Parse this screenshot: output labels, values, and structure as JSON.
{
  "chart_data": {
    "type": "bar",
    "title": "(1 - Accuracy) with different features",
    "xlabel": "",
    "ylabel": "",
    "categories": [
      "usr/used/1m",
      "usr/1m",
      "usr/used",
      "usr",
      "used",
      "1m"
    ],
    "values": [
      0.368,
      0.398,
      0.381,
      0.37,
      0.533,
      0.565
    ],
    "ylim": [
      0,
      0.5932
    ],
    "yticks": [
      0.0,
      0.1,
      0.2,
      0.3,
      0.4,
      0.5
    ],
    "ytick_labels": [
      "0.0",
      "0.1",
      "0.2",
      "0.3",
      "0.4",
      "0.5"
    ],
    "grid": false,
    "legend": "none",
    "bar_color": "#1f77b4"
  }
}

------------------------------

— Stated problem —
Give back all the records exactly as they stand.

— Task answer —
Parse this screenshot: output labels, values, and structure as JSON.
{
  "chart_data": {
    "type": "bar",
    "title": "(1 - Accuracy) with different features",
    "xlabel": "",
    "ylabel": "",
    "categories": [
      "usr/used/1m",
      "usr/1m",
      "usr/used",
      "usr",
      "used",
      "1m"
    ],
    "values": [
      0.368,
      0.398,
      0.381,
      0.37,
      0.533,
      0.565
    ],
    "ylim": [
      0,
      0.5932
    ],
    "yticks": [
      0.0,
      0.1,
      0.2,
      0.3,
      0.4,
      0.5
    ],
    "ytick_labels": [
      "0.0",
      "0.1",
      "0.2",
      "0.3",
      "0.4",
      "0.5"
    ],
    "grid": false,
    "legend": "none",
    "bar_color": "#1f77b4"
  }
}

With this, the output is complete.